• Exercise goal:
Search the listing for the string "supposed" and copy every line that contains it.

— Start of Task data —

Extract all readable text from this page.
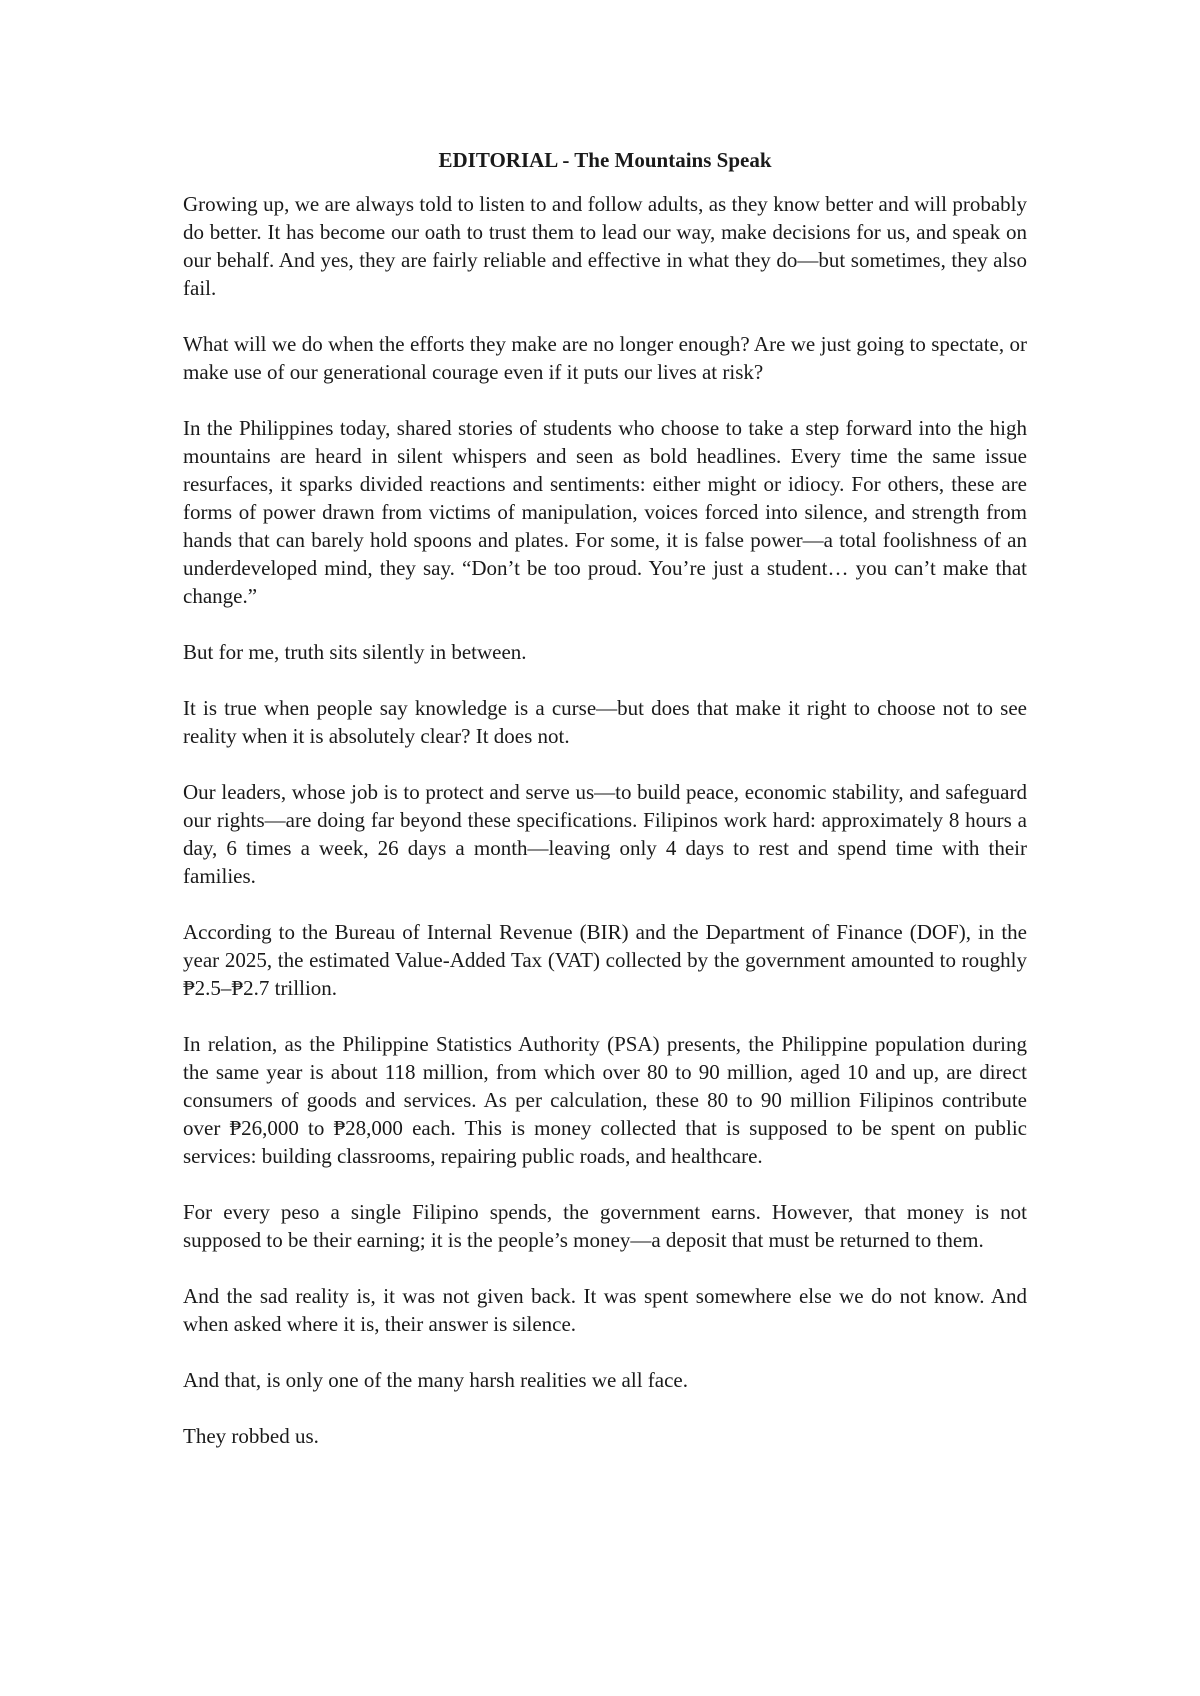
EDITORIAL - The Mountains Speak

Growing up, we are always told to listen to and follow adults, as they know better and will probably do better. It has become our oath to trust them to lead our way, make decisions for us, and speak on our behalf. And yes, they are fairly reliable and effective in what they do—but sometimes, they also fail.

What will we do when the efforts they make are no longer enough? Are we just going to spectate, or make use of our generational courage even if it puts our lives at risk?

In the Philippines today, shared stories of students who choose to take a step forward into the high mountains are heard in silent whispers and seen as bold headlines. Every time the same issue resurfaces, it sparks divided reactions and sentiments: either might or idiocy. For others, these are forms of power drawn from victims of manipulation, voices forced into silence, and strength from hands that can barely hold spoons and plates. For some, it is false power—a total foolishness of an underdeveloped mind, they say. “Don’t be too proud. You’re just a student… you can’t make that change.”

But for me, truth sits silently in between.

It is true when people say knowledge is a curse—but does that make it right to choose not to see reality when it is absolutely clear? It does not.

Our leaders, whose job is to protect and serve us—to build peace, economic stability, and safeguard our rights—are doing far beyond these specifications. Filipinos work hard: approximately 8 hours a day, 6 times a week, 26 days a month—leaving only 4 days to rest and spend time with their families.

According to the Bureau of Internal Revenue (BIR) and the Department of Finance (DOF), in the year 2025, the estimated Value-Added Tax (VAT) collected by the government amounted to roughly ₱2.5–₱2.7 trillion.

In relation, as the Philippine Statistics Authority (PSA) presents, the Philippine population during the same year is about 118 million, from which over 80 to 90 million, aged 10 and up, are direct consumers of goods and services. As per calculation, these 80 to 90 million Filipinos contribute over ₱26,000 to ₱28,000 each. This is money collected that is supposed to be spent on public services: building classrooms, repairing public roads, and healthcare.

For every peso a single Filipino spends, the government earns. However, that money is not supposed to be their earning; it is the people’s money—a deposit that must be returned to them.

And the sad reality is, it was not given back. It was spent somewhere else we do not know. And when asked where it is, their answer is silence.

And that, is only one of the many harsh realities we all face.

They robbed us.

— End of Task data —

• Task response:
In relation, as the Philippine Statistics Authority (PSA) presents, the Philippine population during the same year is about 118 million, from which over 80 to 90 million, aged 10 and up, are direct consumers of goods and services. As per calculation, these 80 to 90 million Filipinos contribute over ₱26,000 to ₱28,000 each. This is money collected that is supposed to be spent on public services: building classrooms, repairing public roads, and healthcare.
For every peso a single Filipino spends, the government earns. However, that money is not supposed to be their earning; it is the people’s money—a deposit that must be returned to them.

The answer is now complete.